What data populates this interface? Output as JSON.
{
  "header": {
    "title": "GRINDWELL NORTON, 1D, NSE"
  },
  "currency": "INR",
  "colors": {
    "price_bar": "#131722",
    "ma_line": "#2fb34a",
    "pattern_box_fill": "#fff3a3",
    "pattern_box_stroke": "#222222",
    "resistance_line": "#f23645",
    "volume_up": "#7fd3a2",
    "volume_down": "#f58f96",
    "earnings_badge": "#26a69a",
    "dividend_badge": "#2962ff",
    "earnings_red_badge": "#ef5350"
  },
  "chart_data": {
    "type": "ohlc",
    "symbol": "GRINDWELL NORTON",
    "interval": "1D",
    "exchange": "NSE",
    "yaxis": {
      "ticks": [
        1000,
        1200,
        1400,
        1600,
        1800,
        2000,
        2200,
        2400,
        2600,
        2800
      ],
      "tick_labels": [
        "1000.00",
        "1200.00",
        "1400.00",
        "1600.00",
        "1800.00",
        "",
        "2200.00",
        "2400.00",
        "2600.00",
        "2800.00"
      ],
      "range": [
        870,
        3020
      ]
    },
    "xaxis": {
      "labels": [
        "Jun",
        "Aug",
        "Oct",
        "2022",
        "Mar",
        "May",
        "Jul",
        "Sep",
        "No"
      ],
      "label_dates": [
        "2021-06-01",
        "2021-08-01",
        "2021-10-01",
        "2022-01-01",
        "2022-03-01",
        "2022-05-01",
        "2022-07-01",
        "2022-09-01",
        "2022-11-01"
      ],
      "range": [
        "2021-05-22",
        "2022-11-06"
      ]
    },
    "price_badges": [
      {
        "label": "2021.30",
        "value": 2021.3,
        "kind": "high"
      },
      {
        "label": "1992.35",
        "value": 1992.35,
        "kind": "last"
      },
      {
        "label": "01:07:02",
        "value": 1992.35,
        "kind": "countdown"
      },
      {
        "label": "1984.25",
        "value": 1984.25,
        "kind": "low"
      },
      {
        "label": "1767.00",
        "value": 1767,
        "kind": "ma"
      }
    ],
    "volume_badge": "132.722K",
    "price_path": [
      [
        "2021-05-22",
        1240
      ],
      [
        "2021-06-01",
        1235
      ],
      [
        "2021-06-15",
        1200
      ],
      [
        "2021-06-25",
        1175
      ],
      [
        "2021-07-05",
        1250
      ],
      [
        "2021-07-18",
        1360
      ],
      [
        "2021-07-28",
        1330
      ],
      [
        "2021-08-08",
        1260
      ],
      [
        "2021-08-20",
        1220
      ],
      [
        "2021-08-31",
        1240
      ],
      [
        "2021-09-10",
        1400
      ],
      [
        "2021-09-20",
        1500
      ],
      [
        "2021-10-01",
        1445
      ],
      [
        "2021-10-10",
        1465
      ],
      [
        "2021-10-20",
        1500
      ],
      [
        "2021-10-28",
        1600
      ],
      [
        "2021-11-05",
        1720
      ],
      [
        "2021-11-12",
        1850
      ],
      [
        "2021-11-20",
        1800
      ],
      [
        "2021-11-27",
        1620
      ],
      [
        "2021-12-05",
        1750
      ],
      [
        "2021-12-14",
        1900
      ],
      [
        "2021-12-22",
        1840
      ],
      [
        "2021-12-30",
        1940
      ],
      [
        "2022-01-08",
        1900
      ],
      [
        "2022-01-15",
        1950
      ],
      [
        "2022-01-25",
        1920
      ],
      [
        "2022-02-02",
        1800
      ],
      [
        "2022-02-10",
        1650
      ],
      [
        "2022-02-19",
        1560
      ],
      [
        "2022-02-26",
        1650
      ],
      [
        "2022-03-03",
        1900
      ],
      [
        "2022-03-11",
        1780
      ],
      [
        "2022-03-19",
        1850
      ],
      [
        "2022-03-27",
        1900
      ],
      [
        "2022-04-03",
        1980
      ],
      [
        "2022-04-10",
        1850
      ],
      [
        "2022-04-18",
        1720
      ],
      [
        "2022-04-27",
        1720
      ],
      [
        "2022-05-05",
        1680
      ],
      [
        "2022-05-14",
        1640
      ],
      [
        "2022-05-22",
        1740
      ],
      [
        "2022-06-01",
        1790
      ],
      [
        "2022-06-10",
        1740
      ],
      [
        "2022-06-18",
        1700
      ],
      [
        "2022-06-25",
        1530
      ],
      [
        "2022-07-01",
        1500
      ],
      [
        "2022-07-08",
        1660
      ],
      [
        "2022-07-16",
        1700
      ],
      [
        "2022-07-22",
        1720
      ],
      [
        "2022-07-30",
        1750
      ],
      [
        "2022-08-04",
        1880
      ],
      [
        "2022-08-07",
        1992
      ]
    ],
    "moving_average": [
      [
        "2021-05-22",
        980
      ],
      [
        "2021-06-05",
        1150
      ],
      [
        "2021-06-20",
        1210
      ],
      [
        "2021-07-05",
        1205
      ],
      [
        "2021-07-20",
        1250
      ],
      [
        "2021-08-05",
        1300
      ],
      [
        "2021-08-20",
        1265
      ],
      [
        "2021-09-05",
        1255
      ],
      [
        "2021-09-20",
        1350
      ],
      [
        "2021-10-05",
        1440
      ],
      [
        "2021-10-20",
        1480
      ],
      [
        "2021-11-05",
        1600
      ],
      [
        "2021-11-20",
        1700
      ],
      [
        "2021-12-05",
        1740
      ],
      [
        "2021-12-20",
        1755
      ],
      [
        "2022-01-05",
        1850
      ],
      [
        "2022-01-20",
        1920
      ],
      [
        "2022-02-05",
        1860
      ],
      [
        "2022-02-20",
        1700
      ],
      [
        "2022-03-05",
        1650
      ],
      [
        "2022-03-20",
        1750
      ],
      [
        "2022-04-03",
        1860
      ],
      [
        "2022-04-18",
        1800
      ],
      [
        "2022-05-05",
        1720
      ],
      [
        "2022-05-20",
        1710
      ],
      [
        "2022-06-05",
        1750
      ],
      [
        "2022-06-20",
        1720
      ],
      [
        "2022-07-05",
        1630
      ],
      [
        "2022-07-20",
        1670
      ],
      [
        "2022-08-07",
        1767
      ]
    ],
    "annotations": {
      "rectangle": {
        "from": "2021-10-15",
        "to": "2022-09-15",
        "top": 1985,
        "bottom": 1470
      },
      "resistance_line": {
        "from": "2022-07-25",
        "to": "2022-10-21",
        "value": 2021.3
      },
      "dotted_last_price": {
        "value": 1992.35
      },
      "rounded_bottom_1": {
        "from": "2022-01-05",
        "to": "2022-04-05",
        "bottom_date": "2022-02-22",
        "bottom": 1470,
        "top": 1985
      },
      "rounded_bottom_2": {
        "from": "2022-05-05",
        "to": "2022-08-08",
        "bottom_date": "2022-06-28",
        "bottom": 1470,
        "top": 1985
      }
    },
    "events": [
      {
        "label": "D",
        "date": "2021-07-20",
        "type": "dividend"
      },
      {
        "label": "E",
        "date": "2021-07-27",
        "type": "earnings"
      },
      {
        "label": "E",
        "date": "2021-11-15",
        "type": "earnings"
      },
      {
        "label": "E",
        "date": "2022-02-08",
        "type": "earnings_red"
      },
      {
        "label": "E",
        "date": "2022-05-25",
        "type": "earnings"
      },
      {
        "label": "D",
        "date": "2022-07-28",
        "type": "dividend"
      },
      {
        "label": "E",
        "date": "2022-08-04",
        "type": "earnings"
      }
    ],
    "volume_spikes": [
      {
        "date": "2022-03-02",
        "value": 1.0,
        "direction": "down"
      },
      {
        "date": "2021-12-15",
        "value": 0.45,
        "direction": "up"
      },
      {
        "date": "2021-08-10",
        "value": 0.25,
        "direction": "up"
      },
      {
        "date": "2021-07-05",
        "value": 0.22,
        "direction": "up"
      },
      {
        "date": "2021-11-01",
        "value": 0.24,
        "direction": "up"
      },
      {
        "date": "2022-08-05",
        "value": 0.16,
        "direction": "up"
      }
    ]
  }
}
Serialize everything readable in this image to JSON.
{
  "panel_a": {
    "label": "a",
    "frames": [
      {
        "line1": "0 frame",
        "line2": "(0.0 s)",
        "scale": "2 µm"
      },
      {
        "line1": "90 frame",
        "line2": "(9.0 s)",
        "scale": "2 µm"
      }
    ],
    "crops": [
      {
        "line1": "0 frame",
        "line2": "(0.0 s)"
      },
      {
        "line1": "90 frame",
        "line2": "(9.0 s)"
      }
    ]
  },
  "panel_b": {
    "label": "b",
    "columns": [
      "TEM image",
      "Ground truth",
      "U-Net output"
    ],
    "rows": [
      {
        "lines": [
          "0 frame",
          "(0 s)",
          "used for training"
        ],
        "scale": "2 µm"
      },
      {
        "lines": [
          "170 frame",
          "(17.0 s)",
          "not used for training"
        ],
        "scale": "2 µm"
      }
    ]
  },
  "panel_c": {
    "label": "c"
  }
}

★ ★ ★ ★ ★ ★ ★

• SHORT EXERCISE:
Produce an exact copy of the lines from the one containing "Serialize everything readable" through the last line, and of nothing else.

• TASK SOLUTION:
Serialize everything readable in this image to JSON.
{
  "panel_a": {
    "label": "a",
    "frames": [
      {
        "line1": "0 frame",
        "line2": "(0.0 s)",
        "scale": "2 µm"
      },
      {
        "line1": "90 frame",
        "line2": "(9.0 s)",
        "scale": "2 µm"
      }
    ],
    "crops": [
      {
        "line1": "0 frame",
        "line2": "(0.0 s)"
      },
      {
        "line1": "90 frame",
        "line2": "(9.0 s)"
      }
    ]
  },
  "panel_b": {
    "label": "b",
    "columns": [
      "TEM image",
      "Ground truth",
      "U-Net output"
    ],
    "rows": [
      {
        "lines": [
          "0 frame",
          "(0 s)",
          "used for training"
        ],
        "scale": "2 µm"
      },
      {
        "lines": [
          "170 frame",
          "(17.0 s)",
          "not used for training"
        ],
        "scale": "2 µm"
      }
    ]
  },
  "panel_c": {
    "label": "c"
  }
}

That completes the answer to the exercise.